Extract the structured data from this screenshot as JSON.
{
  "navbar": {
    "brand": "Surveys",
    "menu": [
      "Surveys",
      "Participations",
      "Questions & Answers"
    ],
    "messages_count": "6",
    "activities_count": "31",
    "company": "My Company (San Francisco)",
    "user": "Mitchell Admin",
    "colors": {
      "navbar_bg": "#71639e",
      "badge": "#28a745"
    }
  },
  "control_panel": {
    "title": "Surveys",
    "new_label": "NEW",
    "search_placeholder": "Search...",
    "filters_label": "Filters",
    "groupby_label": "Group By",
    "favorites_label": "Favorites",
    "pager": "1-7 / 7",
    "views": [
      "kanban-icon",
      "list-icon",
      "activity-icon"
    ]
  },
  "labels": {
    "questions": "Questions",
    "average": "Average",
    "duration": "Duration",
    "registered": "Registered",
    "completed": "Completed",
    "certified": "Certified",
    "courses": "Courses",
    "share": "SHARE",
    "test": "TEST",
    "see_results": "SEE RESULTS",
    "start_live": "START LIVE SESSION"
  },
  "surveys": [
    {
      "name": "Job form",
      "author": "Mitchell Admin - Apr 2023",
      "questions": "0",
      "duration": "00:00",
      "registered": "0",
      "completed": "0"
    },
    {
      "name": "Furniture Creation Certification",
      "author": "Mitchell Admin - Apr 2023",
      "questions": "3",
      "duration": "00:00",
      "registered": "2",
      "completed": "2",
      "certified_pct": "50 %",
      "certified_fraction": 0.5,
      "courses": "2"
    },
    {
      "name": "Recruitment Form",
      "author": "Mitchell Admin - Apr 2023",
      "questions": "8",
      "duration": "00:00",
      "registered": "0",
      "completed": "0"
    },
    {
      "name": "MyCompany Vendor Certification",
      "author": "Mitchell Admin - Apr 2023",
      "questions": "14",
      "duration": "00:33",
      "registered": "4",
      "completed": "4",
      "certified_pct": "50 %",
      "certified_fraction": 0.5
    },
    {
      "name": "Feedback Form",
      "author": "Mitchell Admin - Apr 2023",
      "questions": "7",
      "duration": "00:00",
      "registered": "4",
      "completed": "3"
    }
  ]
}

____

● **Instruction**
Without changing a word, restate the whole listing.

● **Result**
Extract the structured data from this screenshot as JSON.
{
  "navbar": {
    "brand": "Surveys",
    "menu": [
      "Surveys",
      "Participations",
      "Questions & Answers"
    ],
    "messages_count": "6",
    "activities_count": "31",
    "company": "My Company (San Francisco)",
    "user": "Mitchell Admin",
    "colors": {
      "navbar_bg": "#71639e",
      "badge": "#28a745"
    }
  },
  "control_panel": {
    "title": "Surveys",
    "new_label": "NEW",
    "search_placeholder": "Search...",
    "filters_label": "Filters",
    "groupby_label": "Group By",
    "favorites_label": "Favorites",
    "pager": "1-7 / 7",
    "views": [
      "kanban-icon",
      "list-icon",
      "activity-icon"
    ]
  },
  "labels": {
    "questions": "Questions",
    "average": "Average",
    "duration": "Duration",
    "registered": "Registered",
    "completed": "Completed",
    "certified": "Certified",
    "courses": "Courses",
    "share": "SHARE",
    "test": "TEST",
    "see_results": "SEE RESULTS",
    "start_live": "START LIVE SESSION"
  },
  "surveys": [
    {
      "name": "Job form",
      "author": "Mitchell Admin - Apr 2023",
      "questions": "0",
      "duration": "00:00",
      "registered": "0",
      "completed": "0"
    },
    {
      "name": "Furniture Creation Certification",
      "author": "Mitchell Admin - Apr 2023",
      "questions": "3",
      "duration": "00:00",
      "registered": "2",
      "completed": "2",
      "certified_pct": "50 %",
      "certified_fraction": 0.5,
      "courses": "2"
    },
    {
      "name": "Recruitment Form",
      "author": "Mitchell Admin - Apr 2023",
      "questions": "8",
      "duration": "00:00",
      "registered": "0",
      "completed": "0"
    },
    {
      "name": "MyCompany Vendor Certification",
      "author": "Mitchell Admin - Apr 2023",
      "questions": "14",
      "duration": "00:33",
      "registered": "4",
      "completed": "4",
      "certified_pct": "50 %",
      "certified_fraction": 0.5
    },
    {
      "name": "Feedback Form",
      "author": "Mitchell Admin - Apr 2023",
      "questions": "7",
      "duration": "00:00",
      "registered": "4",
      "completed": "3"
    }
  ]
}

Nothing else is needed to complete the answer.